Each entry below must be repeated word for word.

## BEGIN

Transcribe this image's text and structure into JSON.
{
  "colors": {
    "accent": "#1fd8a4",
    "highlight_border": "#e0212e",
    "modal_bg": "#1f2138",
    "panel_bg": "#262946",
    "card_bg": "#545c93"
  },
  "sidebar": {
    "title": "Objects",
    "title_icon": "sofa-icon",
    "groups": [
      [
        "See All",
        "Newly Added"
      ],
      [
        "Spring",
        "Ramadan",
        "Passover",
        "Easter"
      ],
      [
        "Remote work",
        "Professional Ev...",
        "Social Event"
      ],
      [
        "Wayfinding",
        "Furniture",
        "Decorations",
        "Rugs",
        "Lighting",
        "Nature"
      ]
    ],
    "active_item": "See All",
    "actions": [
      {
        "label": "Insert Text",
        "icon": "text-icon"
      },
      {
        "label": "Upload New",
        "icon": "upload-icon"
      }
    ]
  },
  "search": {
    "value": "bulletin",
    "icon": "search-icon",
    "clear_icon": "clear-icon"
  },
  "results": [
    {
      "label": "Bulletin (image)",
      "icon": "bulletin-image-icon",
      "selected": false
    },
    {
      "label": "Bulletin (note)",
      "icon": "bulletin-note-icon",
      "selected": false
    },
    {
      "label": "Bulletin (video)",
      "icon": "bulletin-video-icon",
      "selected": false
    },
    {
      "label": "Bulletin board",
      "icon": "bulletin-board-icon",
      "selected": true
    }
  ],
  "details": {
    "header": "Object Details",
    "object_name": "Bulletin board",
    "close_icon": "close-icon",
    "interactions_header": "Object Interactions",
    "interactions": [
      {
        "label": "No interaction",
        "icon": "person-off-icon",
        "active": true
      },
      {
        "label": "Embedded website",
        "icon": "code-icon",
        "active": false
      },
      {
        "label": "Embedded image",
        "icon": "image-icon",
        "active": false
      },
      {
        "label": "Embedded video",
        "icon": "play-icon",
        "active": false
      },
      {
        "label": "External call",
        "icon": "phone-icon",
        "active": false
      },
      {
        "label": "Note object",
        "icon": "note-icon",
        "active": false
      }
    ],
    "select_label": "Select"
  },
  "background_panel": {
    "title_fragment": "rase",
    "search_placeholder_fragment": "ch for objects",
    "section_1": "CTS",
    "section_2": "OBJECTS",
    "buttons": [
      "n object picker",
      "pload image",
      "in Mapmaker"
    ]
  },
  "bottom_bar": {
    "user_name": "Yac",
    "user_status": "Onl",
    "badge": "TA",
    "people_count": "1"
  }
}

## END

Worked solution:
Transcribe this image's text and structure into JSON.
{
  "colors": {
    "accent": "#1fd8a4",
    "highlight_border": "#e0212e",
    "modal_bg": "#1f2138",
    "panel_bg": "#262946",
    "card_bg": "#545c93"
  },
  "sidebar": {
    "title": "Objects",
    "title_icon": "sofa-icon",
    "groups": [
      [
        "See All",
        "Newly Added"
      ],
      [
        "Spring",
        "Ramadan",
        "Passover",
        "Easter"
      ],
      [
        "Remote work",
        "Professional Ev...",
        "Social Event"
      ],
      [
        "Wayfinding",
        "Furniture",
        "Decorations",
        "Rugs",
        "Lighting",
        "Nature"
      ]
    ],
    "active_item": "See All",
    "actions": [
      {
        "label": "Insert Text",
        "icon": "text-icon"
      },
      {
        "label": "Upload New",
        "icon": "upload-icon"
      }
    ]
  },
  "search": {
    "value": "bulletin",
    "icon": "search-icon",
    "clear_icon": "clear-icon"
  },
  "results": [
    {
      "label": "Bulletin (image)",
      "icon": "bulletin-image-icon",
      "selected": false
    },
    {
      "label": "Bulletin (note)",
      "icon": "bulletin-note-icon",
      "selected": false
    },
    {
      "label": "Bulletin (video)",
      "icon": "bulletin-video-icon",
      "selected": false
    },
    {
      "label": "Bulletin board",
      "icon": "bulletin-board-icon",
      "selected": true
    }
  ],
  "details": {
    "header": "Object Details",
    "object_name": "Bulletin board",
    "close_icon": "close-icon",
    "interactions_header": "Object Interactions",
    "interactions": [
      {
        "label": "No interaction",
        "icon": "person-off-icon",
        "active": true
      },
      {
        "label": "Embedded website",
        "icon": "code-icon",
        "active": false
      },
      {
        "label": "Embedded image",
        "icon": "image-icon",
        "active": false
      },
      {
        "label": "Embedded video",
        "icon": "play-icon",
        "active": false
      },
      {
        "label": "External call",
        "icon": "phone-icon",
        "active": false
      },
      {
        "label": "Note object",
        "icon": "note-icon",
        "active": false
      }
    ],
    "select_label": "Select"
  },
  "background_panel": {
    "title_fragment": "rase",
    "search_placeholder_fragment": "ch for objects",
    "section_1": "CTS",
    "section_2": "OBJECTS",
    "buttons": [
      "n object picker",
      "pload image",
      "in Mapmaker"
    ]
  },
  "bottom_bar": {
    "user_name": "Yac",
    "user_status": "Onl",
    "badge": "TA",
    "people_count": "1"
  }
}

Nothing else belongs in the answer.